| What you are asked to do |
Restate the whole listing exactly.

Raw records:
■ ■ ■

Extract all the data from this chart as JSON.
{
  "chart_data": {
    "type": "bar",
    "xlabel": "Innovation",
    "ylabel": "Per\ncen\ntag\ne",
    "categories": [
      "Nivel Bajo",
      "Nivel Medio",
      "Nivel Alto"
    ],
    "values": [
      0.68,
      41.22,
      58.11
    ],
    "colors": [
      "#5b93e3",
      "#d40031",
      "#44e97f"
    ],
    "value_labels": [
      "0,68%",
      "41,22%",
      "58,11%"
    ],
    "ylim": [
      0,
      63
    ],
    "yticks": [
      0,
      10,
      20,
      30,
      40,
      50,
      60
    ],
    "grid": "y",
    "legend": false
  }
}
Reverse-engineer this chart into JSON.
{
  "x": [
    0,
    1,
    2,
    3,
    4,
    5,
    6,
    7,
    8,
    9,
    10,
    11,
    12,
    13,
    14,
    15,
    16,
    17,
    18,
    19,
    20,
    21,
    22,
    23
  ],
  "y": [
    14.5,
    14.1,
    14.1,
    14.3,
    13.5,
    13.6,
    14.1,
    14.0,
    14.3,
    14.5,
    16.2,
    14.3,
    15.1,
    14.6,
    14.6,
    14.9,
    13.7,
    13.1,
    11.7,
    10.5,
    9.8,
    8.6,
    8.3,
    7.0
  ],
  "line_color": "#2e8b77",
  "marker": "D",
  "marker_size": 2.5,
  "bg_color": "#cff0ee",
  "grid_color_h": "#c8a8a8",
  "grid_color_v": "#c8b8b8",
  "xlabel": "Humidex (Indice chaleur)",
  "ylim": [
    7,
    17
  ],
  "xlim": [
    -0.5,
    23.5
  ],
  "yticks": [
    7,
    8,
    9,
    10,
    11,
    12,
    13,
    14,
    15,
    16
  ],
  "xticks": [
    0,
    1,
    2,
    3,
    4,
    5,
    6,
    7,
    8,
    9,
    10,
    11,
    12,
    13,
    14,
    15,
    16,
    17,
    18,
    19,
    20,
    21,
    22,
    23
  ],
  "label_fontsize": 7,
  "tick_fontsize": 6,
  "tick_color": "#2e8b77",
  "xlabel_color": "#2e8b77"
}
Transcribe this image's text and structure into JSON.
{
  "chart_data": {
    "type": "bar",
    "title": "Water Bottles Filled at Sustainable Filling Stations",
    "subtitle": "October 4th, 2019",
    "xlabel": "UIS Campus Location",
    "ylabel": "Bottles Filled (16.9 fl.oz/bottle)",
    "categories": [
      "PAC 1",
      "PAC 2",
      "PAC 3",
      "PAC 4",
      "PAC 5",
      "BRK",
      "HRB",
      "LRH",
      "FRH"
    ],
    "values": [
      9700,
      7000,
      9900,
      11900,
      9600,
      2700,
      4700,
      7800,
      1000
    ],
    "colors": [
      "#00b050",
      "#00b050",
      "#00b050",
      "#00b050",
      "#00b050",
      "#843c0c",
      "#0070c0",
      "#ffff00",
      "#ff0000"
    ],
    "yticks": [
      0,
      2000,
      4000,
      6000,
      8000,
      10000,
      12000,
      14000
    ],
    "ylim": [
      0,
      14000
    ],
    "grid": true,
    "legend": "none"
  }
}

■ ■ ■

| The answer |
Extract all the data from this chart as JSON.
{
  "chart_data": {
    "type": "bar",
    "xlabel": "Innovation",
    "ylabel": "Per\ncen\ntag\ne",
    "categories": [
      "Nivel Bajo",
      "Nivel Medio",
      "Nivel Alto"
    ],
    "values": [
      0.68,
      41.22,
      58.11
    ],
    "colors": [
      "#5b93e3",
      "#d40031",
      "#44e97f"
    ],
    "value_labels": [
      "0,68%",
      "41,22%",
      "58,11%"
    ],
    "ylim": [
      0,
      63
    ],
    "yticks": [
      0,
      10,
      20,
      30,
      40,
      50,
      60
    ],
    "grid": "y",
    "legend": false
  }
}
Reverse-engineer this chart into JSON.
{
  "x": [
    0,
    1,
    2,
    3,
    4,
    5,
    6,
    7,
    8,
    9,
    10,
    11,
    12,
    13,
    14,
    15,
    16,
    17,
    18,
    19,
    20,
    21,
    22,
    23
  ],
  "y": [
    14.5,
    14.1,
    14.1,
    14.3,
    13.5,
    13.6,
    14.1,
    14.0,
    14.3,
    14.5,
    16.2,
    14.3,
    15.1,
    14.6,
    14.6,
    14.9,
    13.7,
    13.1,
    11.7,
    10.5,
    9.8,
    8.6,
    8.3,
    7.0
  ],
  "line_color": "#2e8b77",
  "marker": "D",
  "marker_size": 2.5,
  "bg_color": "#cff0ee",
  "grid_color_h": "#c8a8a8",
  "grid_color_v": "#c8b8b8",
  "xlabel": "Humidex (Indice chaleur)",
  "ylim": [
    7,
    17
  ],
  "xlim": [
    -0.5,
    23.5
  ],
  "yticks": [
    7,
    8,
    9,
    10,
    11,
    12,
    13,
    14,
    15,
    16
  ],
  "xticks": [
    0,
    1,
    2,
    3,
    4,
    5,
    6,
    7,
    8,
    9,
    10,
    11,
    12,
    13,
    14,
    15,
    16,
    17,
    18,
    19,
    20,
    21,
    22,
    23
  ],
  "label_fontsize": 7,
  "tick_fontsize": 6,
  "tick_color": "#2e8b77",
  "xlabel_color": "#2e8b77"
}
Transcribe this image's text and structure into JSON.
{
  "chart_data": {
    "type": "bar",
    "title": "Water Bottles Filled at Sustainable Filling Stations",
    "subtitle": "October 4th, 2019",
    "xlabel": "UIS Campus Location",
    "ylabel": "Bottles Filled (16.9 fl.oz/bottle)",
    "categories": [
      "PAC 1",
      "PAC 2",
      "PAC 3",
      "PAC 4",
      "PAC 5",
      "BRK",
      "HRB",
      "LRH",
      "FRH"
    ],
    "values": [
      9700,
      7000,
      9900,
      11900,
      9600,
      2700,
      4700,
      7800,
      1000
    ],
    "colors": [
      "#00b050",
      "#00b050",
      "#00b050",
      "#00b050",
      "#00b050",
      "#843c0c",
      "#0070c0",
      "#ffff00",
      "#ff0000"
    ],
    "yticks": [
      0,
      2000,
      4000,
      6000,
      8000,
      10000,
      12000,
      14000
    ],
    "ylim": [
      0,
      14000
    ],
    "grid": true,
    "legend": "none"
  }
}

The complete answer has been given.